→ DATASET ROWS
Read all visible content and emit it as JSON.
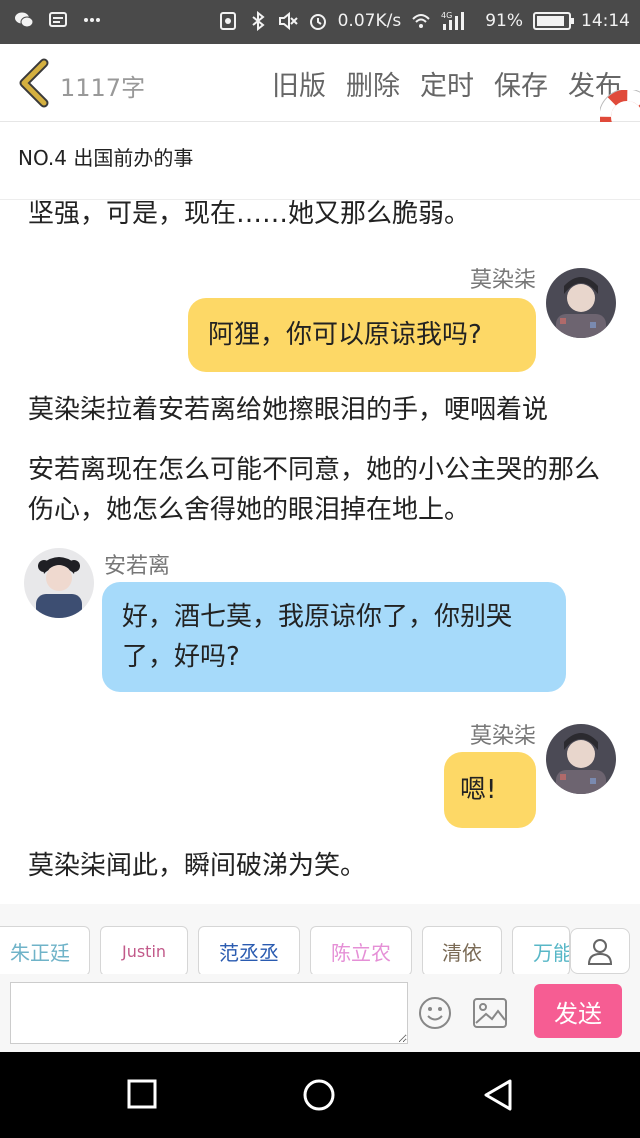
{
  "status_bar": {
    "speed": "0.07K/s",
    "network": "4G",
    "battery_text": "91%",
    "battery_level": 0.91,
    "time": "14:14",
    "icons": [
      "wechat-icon",
      "message-icon",
      "more-icon",
      "screenshot-icon",
      "bluetooth-icon",
      "mute-icon",
      "alarm-icon",
      "wifi-icon",
      "signal-icon",
      "battery-icon"
    ]
  },
  "toolbar": {
    "word_count": "1117字",
    "actions": [
      "旧版",
      "删除",
      "定时",
      "保存",
      "发布"
    ]
  },
  "chapter": {
    "title": "NO.4  出国前办的事"
  },
  "messages": {
    "p1": "坚强，可是，现在……她又那么脆弱。",
    "m1_name": "莫染柒",
    "m1_text": "阿狸，你可以原谅我吗?",
    "p2": "莫染柒拉着安若离给她擦眼泪的手，哽咽着说",
    "p3": "安若离现在怎么可能不同意，她的小公主哭的那么伤心，她怎么舍得她的眼泪掉在地上。",
    "m2_name": "安若离",
    "m2_text": "好，酒七莫，我原谅你了，你别哭了，好吗?",
    "m3_name": "莫染柒",
    "m3_text": "嗯!",
    "p4": "莫染柒闻此，瞬间破涕为笑。"
  },
  "characters": [
    {
      "label": "朱正廷",
      "color": "#6fb3c8"
    },
    {
      "label": "Justin",
      "color": "#c25a8a"
    },
    {
      "label": "范丞丞",
      "color": "#2a5bb0"
    },
    {
      "label": "陈立农",
      "color": "#e58fd6"
    },
    {
      "label": "清依",
      "color": "#7a6a55"
    },
    {
      "label": "万能",
      "color": "#58b7c7"
    }
  ],
  "composer": {
    "placeholder": "",
    "send_label": "发送"
  },
  "colors": {
    "accent_yellow": "#fdd866",
    "accent_blue": "#a6dafa",
    "send_pink": "#f65d93",
    "back_arrow": "#d4b040"
  }
}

→ EXERCISE TASK
Write out the listing above exactly as it stands, pictures excluded.

→ SOLUTION BELOW
Read all visible content and emit it as JSON.
{
  "status_bar": {
    "speed": "0.07K/s",
    "network": "4G",
    "battery_text": "91%",
    "battery_level": 0.91,
    "time": "14:14",
    "icons": [
      "wechat-icon",
      "message-icon",
      "more-icon",
      "screenshot-icon",
      "bluetooth-icon",
      "mute-icon",
      "alarm-icon",
      "wifi-icon",
      "signal-icon",
      "battery-icon"
    ]
  },
  "toolbar": {
    "word_count": "1117字",
    "actions": [
      "旧版",
      "删除",
      "定时",
      "保存",
      "发布"
    ]
  },
  "chapter": {
    "title": "NO.4  出国前办的事"
  },
  "messages": {
    "p1": "坚强，可是，现在……她又那么脆弱。",
    "m1_name": "莫染柒",
    "m1_text": "阿狸，你可以原谅我吗?",
    "p2": "莫染柒拉着安若离给她擦眼泪的手，哽咽着说",
    "p3": "安若离现在怎么可能不同意，她的小公主哭的那么伤心，她怎么舍得她的眼泪掉在地上。",
    "m2_name": "安若离",
    "m2_text": "好，酒七莫，我原谅你了，你别哭了，好吗?",
    "m3_name": "莫染柒",
    "m3_text": "嗯!",
    "p4": "莫染柒闻此，瞬间破涕为笑。"
  },
  "characters": [
    {
      "label": "朱正廷",
      "color": "#6fb3c8"
    },
    {
      "label": "Justin",
      "color": "#c25a8a"
    },
    {
      "label": "范丞丞",
      "color": "#2a5bb0"
    },
    {
      "label": "陈立农",
      "color": "#e58fd6"
    },
    {
      "label": "清依",
      "color": "#7a6a55"
    },
    {
      "label": "万能",
      "color": "#58b7c7"
    }
  ],
  "composer": {
    "placeholder": "",
    "send_label": "发送"
  },
  "colors": {
    "accent_yellow": "#fdd866",
    "accent_blue": "#a6dafa",
    "send_pink": "#f65d93",
    "back_arrow": "#d4b040"
  }
}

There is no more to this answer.